Goal —
Which lines hold the word "into"? Copy each one.

Supplied data —
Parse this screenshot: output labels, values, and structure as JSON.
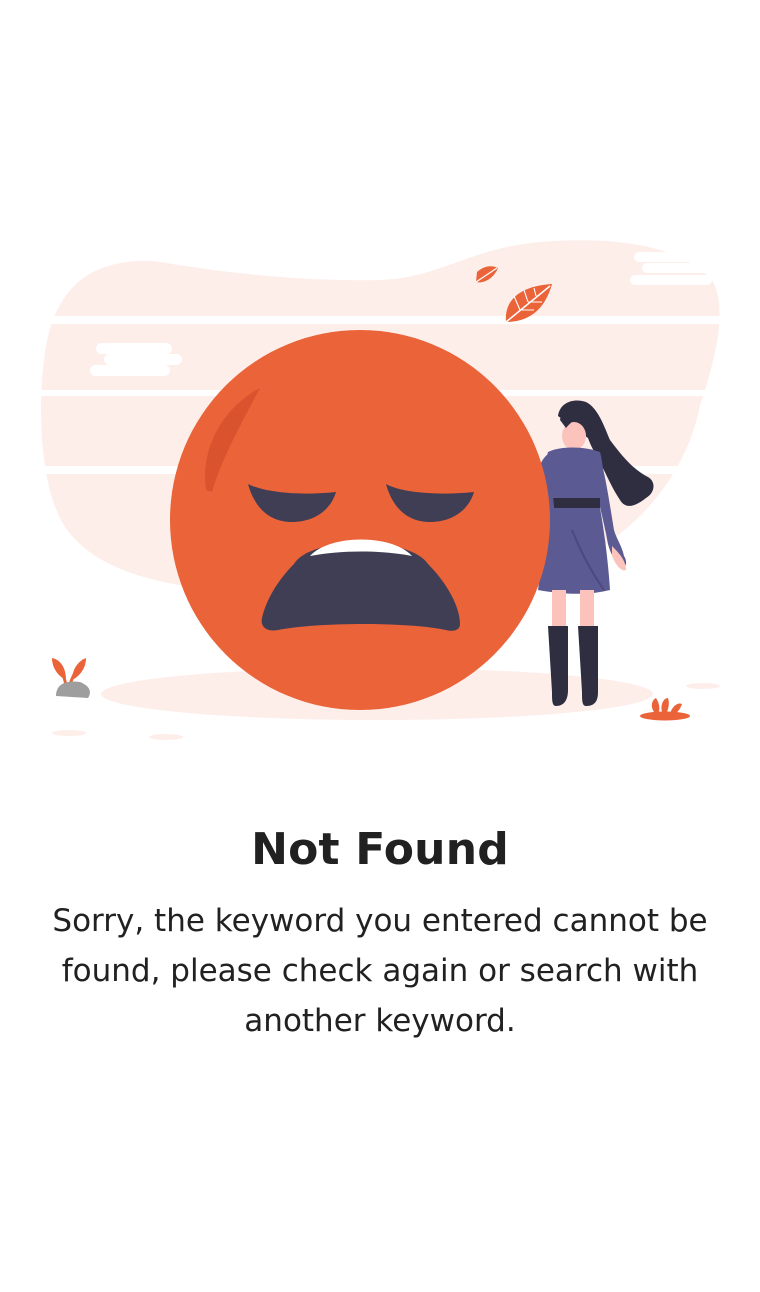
{
  "empty_state": {
    "title": "Not Found",
    "message": "Sorry, the keyword you entered cannot be found, please check again or search with another keyword."
  },
  "illustration": {
    "icon": "crying-face-with-woman-illustration",
    "colors": {
      "accent": "#EA6339",
      "accent_dark": "#D9542E",
      "background_blob": "#FDEEEA",
      "dark": "#403E55",
      "dress": "#5B5A92",
      "skin": "#FBC3BB",
      "hair": "#2F2E41"
    }
  }
}
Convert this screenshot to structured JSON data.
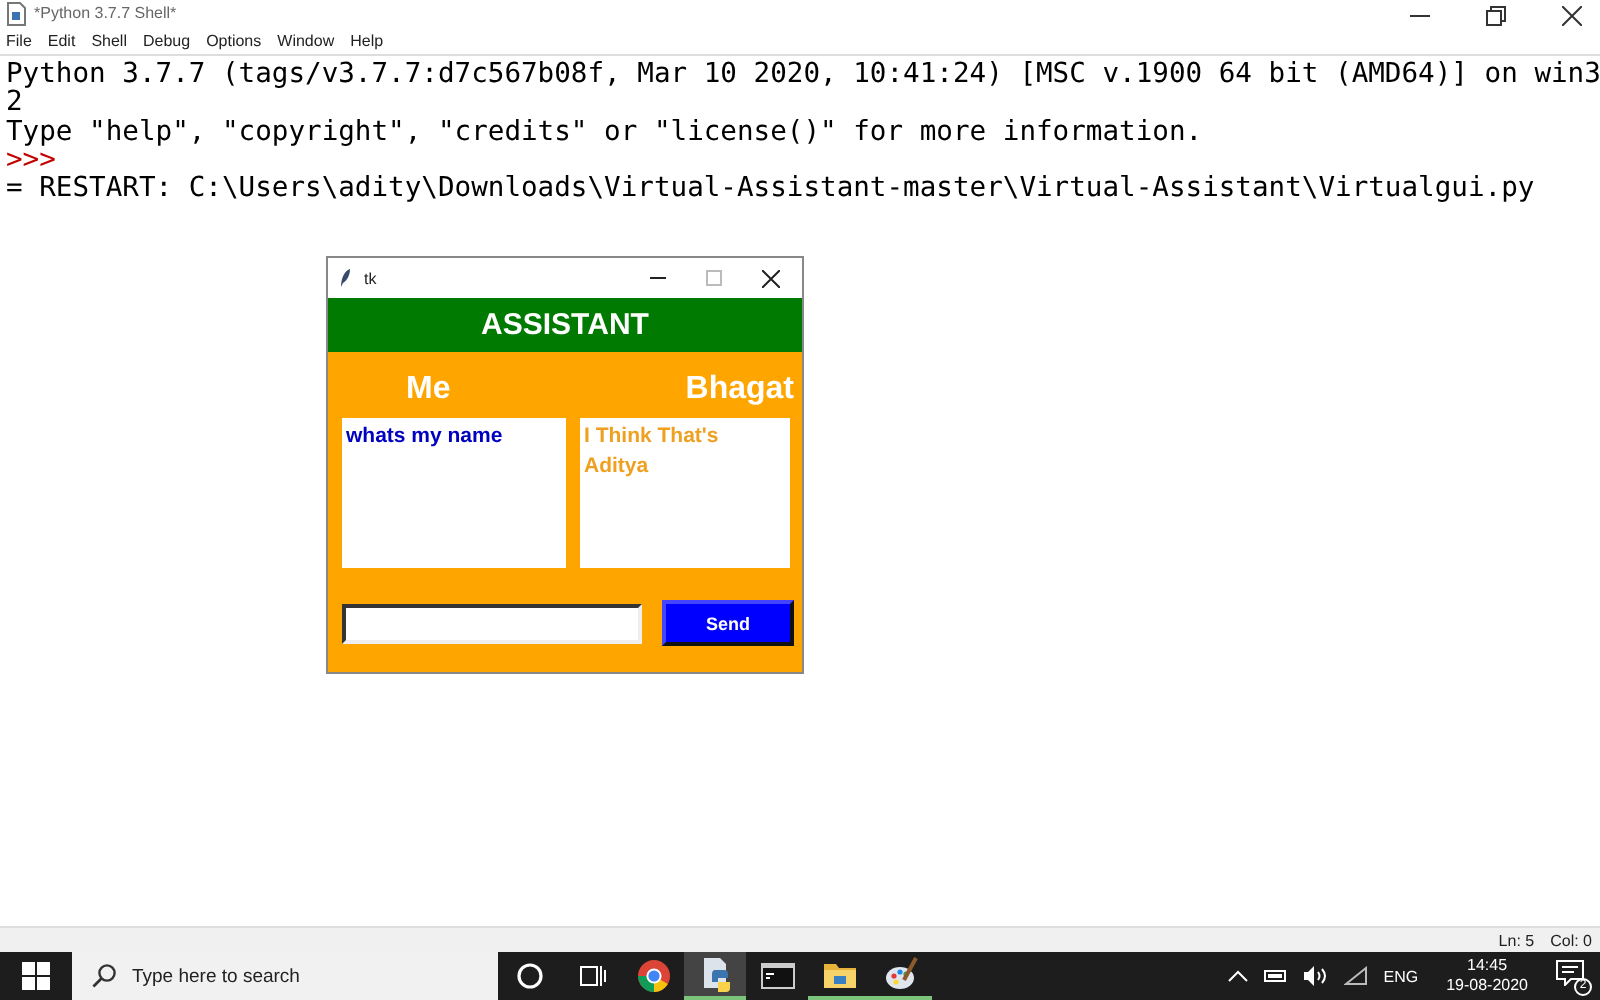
{
  "window": {
    "title": "*Python 3.7.7 Shell*",
    "menu": [
      "File",
      "Edit",
      "Shell",
      "Debug",
      "Options",
      "Window",
      "Help"
    ],
    "lines": [
      {
        "kind": "output",
        "text": "Python 3.7.7 (tags/v3.7.7:d7c567b08f, Mar 10 2020, 10:41:24) [MSC v.1900 64 bit (AMD64)] on win3"
      },
      {
        "kind": "output",
        "text": "2"
      },
      {
        "kind": "output",
        "text": "Type \"help\", \"copyright\", \"credits\" or \"license()\" for more information."
      },
      {
        "kind": "prompt",
        "text": ">>>"
      },
      {
        "kind": "output",
        "text": "= RESTART: C:\\Users\\adity\\Downloads\\Virtual-Assistant-master\\Virtual-Assistant\\Virtualgui.py"
      }
    ],
    "status_bar": [
      "Ln: 5",
      "Col: 0"
    ]
  },
  "tk_window": {
    "title": "tk",
    "header": "ASSISTANT",
    "user_label": "Me",
    "bot_label": "Bhagat",
    "user_message": "whats my name",
    "bot_message": "I Think That's Aditya",
    "send_button": "Send"
  },
  "taskbar": {
    "search": {
      "placeholder": "Type here to search"
    },
    "apps": [
      {
        "kind": "cortana",
        "running": false,
        "selected": false
      },
      {
        "kind": "taskview",
        "running": false,
        "selected": false
      },
      {
        "kind": "chrome",
        "running": false,
        "selected": false
      },
      {
        "kind": "python",
        "running": true,
        "selected": true
      },
      {
        "kind": "terminal",
        "running": false,
        "selected": false
      },
      {
        "kind": "folder",
        "running": true,
        "selected": false
      },
      {
        "kind": "paint",
        "running": true,
        "selected": false
      }
    ],
    "language": "ENG",
    "time": "14:45",
    "date": "19-08-2020",
    "notifications": "2"
  }
}
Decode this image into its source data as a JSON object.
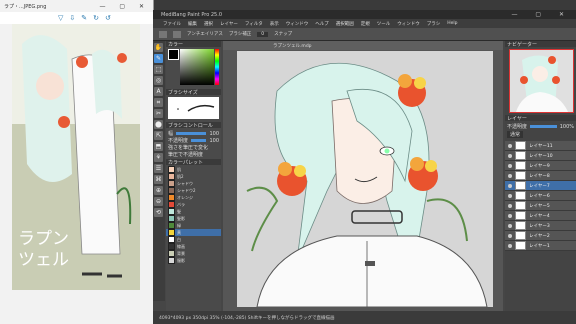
{
  "viewer": {
    "title": "ラプ・...JPEG.png",
    "tools": [
      "▽",
      "⇩",
      "✎",
      "↻",
      "↺"
    ],
    "poster_text": [
      "ラプン",
      "ツェル"
    ],
    "status_left": "",
    "status_right": ""
  },
  "app": {
    "title": "MediBang Paint Pro 25.0",
    "menu": [
      "ファイル",
      "編集",
      "選択",
      "レイヤー",
      "フィルタ",
      "表示",
      "ウィンドウ",
      "ヘルプ",
      "選択範囲",
      "定規",
      "ツール",
      "ウィンドウ",
      "ブラシ",
      "Help"
    ],
    "toolbar": {
      "antialias_label": "アンチエイリアス",
      "mode_label": "ブラシ補正",
      "value": "0",
      "snap_label": "スナップ"
    },
    "tab_label": "ラプンツェル.mdp",
    "tools": [
      "✋",
      "✎",
      "⬚",
      "◎",
      "A",
      "⌗",
      "✂",
      "⬤",
      "⇱",
      "⬒",
      "⚘",
      "☰",
      "⌘",
      "⊕",
      "⊖",
      "⟲"
    ],
    "color_panel": {
      "title": "カラー",
      "brush_size_title": "ブラシサイズ",
      "brush_control_title": "ブラシコントロール",
      "sliders": [
        {
          "label": "幅",
          "value": "100"
        },
        {
          "label": "不透明度",
          "value": "100"
        }
      ],
      "checks": [
        "強さを筆圧で変化",
        "筆圧で不透明度"
      ],
      "palette_title": "カラーパレット",
      "palette": [
        {
          "name": "肌",
          "color": "#f5d0b8"
        },
        {
          "name": "肌2",
          "color": "#e8b59c"
        },
        {
          "name": "シャドウ",
          "color": "#caa08a"
        },
        {
          "name": "シャドウ2",
          "color": "#8a6a5a"
        },
        {
          "name": "オレンジ",
          "color": "#f08a2a"
        },
        {
          "name": "バラ",
          "color": "#e24a38"
        },
        {
          "name": "髪",
          "color": "#bfe8dc"
        },
        {
          "name": "髪影",
          "color": "#8ec8b8"
        },
        {
          "name": "緑",
          "color": "#4f8a3a"
        },
        {
          "name": "黄",
          "color": "#f2d43a"
        },
        {
          "name": "白",
          "color": "#ffffff"
        },
        {
          "name": "線画",
          "color": "#333333"
        },
        {
          "name": "背景",
          "color": "#c9cdb4"
        },
        {
          "name": "服影",
          "color": "#d8d8d8"
        }
      ],
      "selected_palette": 9
    },
    "right_panel": {
      "navigator_title": "ナビゲーター",
      "layer_title": "レイヤー",
      "opacity_label": "不透明度",
      "opacity_value": "100%",
      "blend_label": "通常",
      "layers": [
        "レイヤー11",
        "レイヤー10",
        "レイヤー9",
        "レイヤー8",
        "レイヤー7",
        "レイヤー6",
        "レイヤー5",
        "レイヤー4",
        "レイヤー3",
        "レイヤー2",
        "レイヤー1"
      ],
      "selected_layer": 4
    },
    "status": "4093*4093 px 350dpi 35% (-104,-285)  Shiftキーを押しながらドラッグで直線描画",
    "accent": "#4a90d9"
  }
}
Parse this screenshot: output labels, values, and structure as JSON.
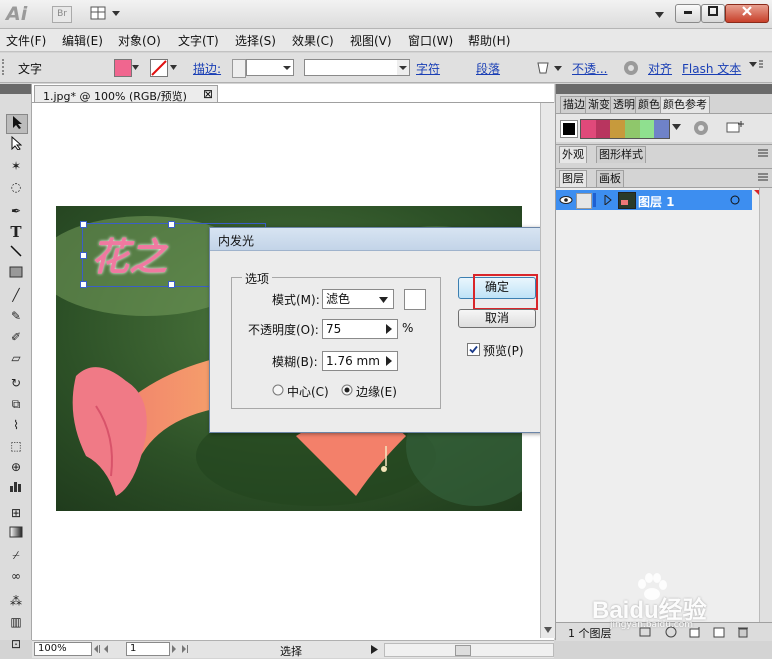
{
  "app": {
    "logo": "Ai",
    "bridge_label": "Br"
  },
  "menu": [
    "文件(F)",
    "编辑(E)",
    "对象(O)",
    "文字(T)",
    "选择(S)",
    "效果(C)",
    "视图(V)",
    "窗口(W)",
    "帮助(H)"
  ],
  "control_bar": {
    "tool_label": "文字",
    "stroke_label": "描边:",
    "char_link": "字符",
    "para_link": "段落",
    "opacity_link": "不透...",
    "align_link": "对齐",
    "flash_link": "Flash 文本"
  },
  "document": {
    "tab_title": "1.jpg* @ 100% (RGB/预览)",
    "close_glyph": "⊠"
  },
  "status_bar": {
    "zoom": "100%",
    "page": "1",
    "mode": "选择"
  },
  "dialog": {
    "title": "内发光",
    "group_label": "选项",
    "mode_label": "模式(M):",
    "mode_value": "滤色",
    "opacity_label": "不透明度(O):",
    "opacity_value": "75",
    "percent": "%",
    "blur_label": "模糊(B):",
    "blur_value": "1.76 mm",
    "center_label": "中心(C)",
    "edge_label": "边缘(E)",
    "ok_label": "确定",
    "cancel_label": "取消",
    "preview_label": "预览(P)",
    "preview_checked": true,
    "edge_selected": true
  },
  "artwork_text": "花之",
  "right_panel": {
    "top_tabs": [
      "描边",
      "渐变",
      "透明",
      "颜色",
      "颜色参考"
    ],
    "swatch_colors": [
      "#e0497a",
      "#b8355f",
      "#c79a3c",
      "#8fc76b",
      "#8fe08f",
      "#6f82c8"
    ],
    "appearance_tabs": [
      "外观",
      "图形样式"
    ],
    "layers_tabs": [
      "图层",
      "画板"
    ],
    "layer_name": "图层 1",
    "layer_count": "1 个图层"
  },
  "watermark": {
    "main": "Baidu经验",
    "sub": "jingyan.baidu.com"
  },
  "colors": {
    "fill_swatch": "#f0668f",
    "accent_red": "#d9262a",
    "layer_selected": "#3d8ef0"
  }
}
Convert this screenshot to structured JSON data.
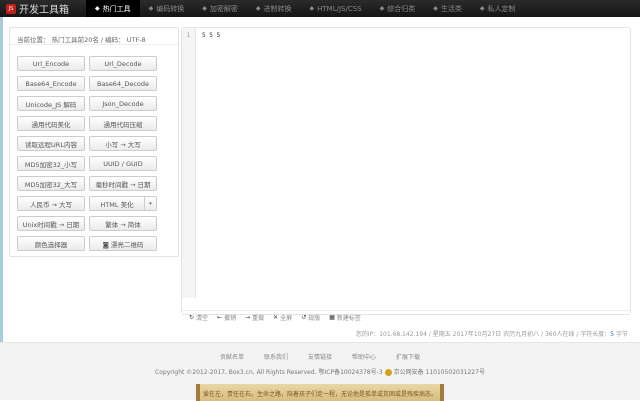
{
  "nav": {
    "logo_icon": "JS",
    "logo_text": "开发工具箱",
    "items": [
      {
        "label": "热门工具",
        "active": true
      },
      {
        "label": "编码转换"
      },
      {
        "label": "加密解密"
      },
      {
        "label": "进制转换"
      },
      {
        "label": "HTML/JS/CSS"
      },
      {
        "label": "综合归类"
      },
      {
        "label": "生活类"
      },
      {
        "label": "私人定制"
      }
    ]
  },
  "left": {
    "breadcrumb": "当前位置： 热门工具前20名   /   编码： UTF-8",
    "buttons": [
      "Url_Encode",
      "Url_Decode",
      "Base64_Encode",
      "Base64_Decode",
      "Unicode_JS 解码",
      "Json_Decode",
      "通用代码美化",
      "通用代码压缩",
      "读取远程URL内容",
      "小写 → 大写",
      "MD5加密32_小写",
      "UUID / GUID",
      "MD5加密32_大写",
      "毫秒时间戳 → 日期",
      "人民币 → 大写",
      "HTML 美化",
      "Unix时间戳 → 日期",
      "繁体 → 简体",
      "颜色选择器",
      "◙ 漂亮二维码"
    ],
    "dropdown_icon": "▾"
  },
  "editor": {
    "line_number": "1",
    "content": "5 5 5",
    "tools": [
      {
        "icon": "↻",
        "label": "清空"
      },
      {
        "icon": "←",
        "label": "撤销"
      },
      {
        "icon": "→",
        "label": "重做"
      },
      {
        "icon": "✕",
        "label": "全屏"
      },
      {
        "icon": "↺",
        "label": "现版"
      },
      {
        "icon": "▦",
        "label": "新建标签"
      }
    ]
  },
  "status": {
    "prefix": "您的IP：",
    "ip": "101.68.142.194",
    "rest": " / 星期五 2017年10月27日 农历九月初八 / 360人在线 / 字符长度：",
    "length": "5",
    "suffix": " 字节"
  },
  "footer": {
    "links": [
      "贡献名单",
      "联系我们",
      "友情链接",
      "帮助中心",
      "扩展下载"
    ],
    "copyright": "Copyright ©2012-2017, Box3.cn, All Rights Reserved. 鄂ICP备10024378号-3",
    "police": "京公网安备 11010502031227号",
    "banner": "爱在左，责任在右。生命之路，陪着孩子们走一程，无论他是孤单或贫困或是残疾病态。"
  }
}
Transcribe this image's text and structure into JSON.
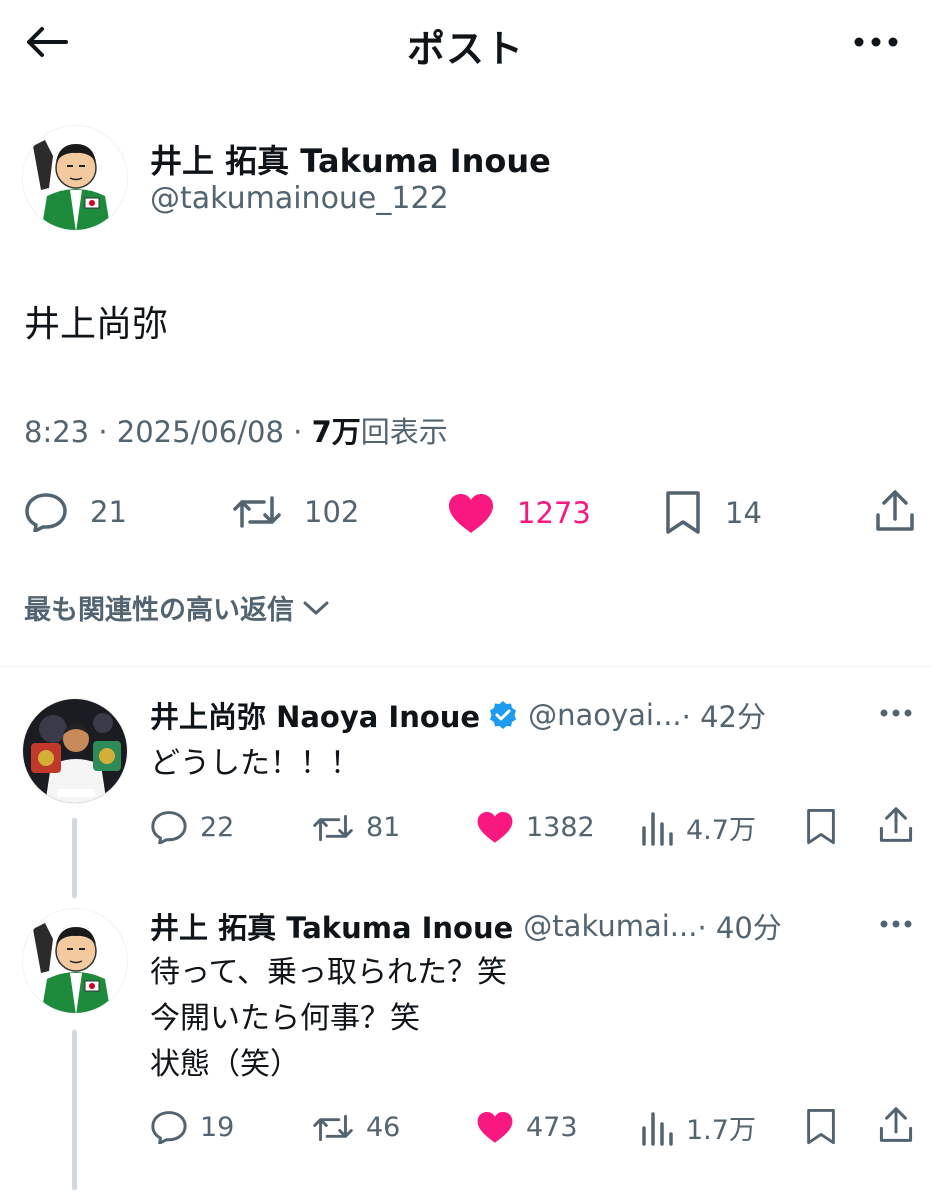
{
  "header": {
    "title": "ポスト"
  },
  "post": {
    "author_name": "井上 拓真  Takuma Inoue",
    "author_handle": "@takumainoue_122",
    "text": "井上尚弥",
    "time": "8:23",
    "date": "2025/06/08",
    "views_count": "7万",
    "views_label": "回表示",
    "meta_separator": "·",
    "replies": "21",
    "reposts": "102",
    "likes": "1273",
    "bookmarks": "14",
    "liked": true,
    "like_color": "#f91880"
  },
  "sort": {
    "label": "最も関連性の高い返信"
  },
  "replies": [
    {
      "author_name": "井上尚弥  Naoya Inoue",
      "verified": true,
      "handle": "@naoyai...",
      "time": "· 42分",
      "text": "どうした！！！",
      "replies": "22",
      "reposts": "81",
      "likes": "1382",
      "views": "4.7万"
    },
    {
      "author_name": "井上 拓真  Takuma Inoue",
      "verified": false,
      "handle": "@takumai...",
      "time": "· 40分",
      "text": "待って、乗っ取られた？笑\n今開いたら何事？笑\n状態（笑）",
      "replies": "19",
      "reposts": "46",
      "likes": "473",
      "views": "1.7万"
    }
  ],
  "colors": {
    "text": "#0f1419",
    "secondary": "#536471",
    "like": "#f91880",
    "verified": "#1d9bf0",
    "thread_line": "#cfd9de"
  }
}
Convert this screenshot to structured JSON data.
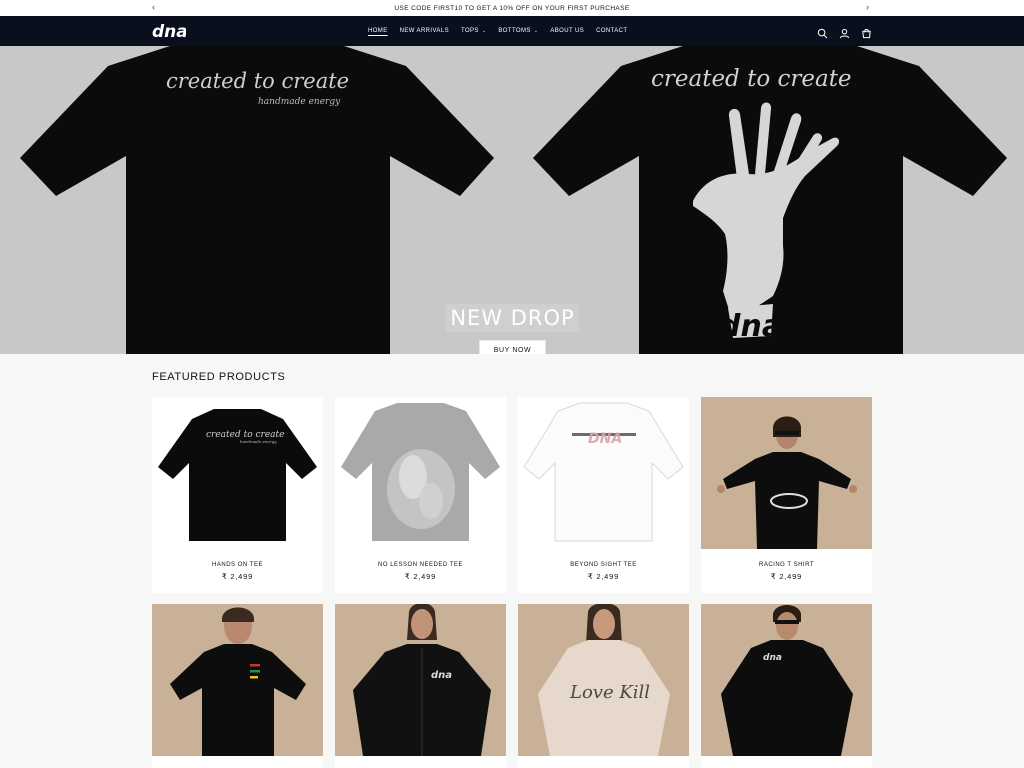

Solution to this task —
Decode this image into its source data as a JSON object.
Transcribe this image's text and structure into JSON.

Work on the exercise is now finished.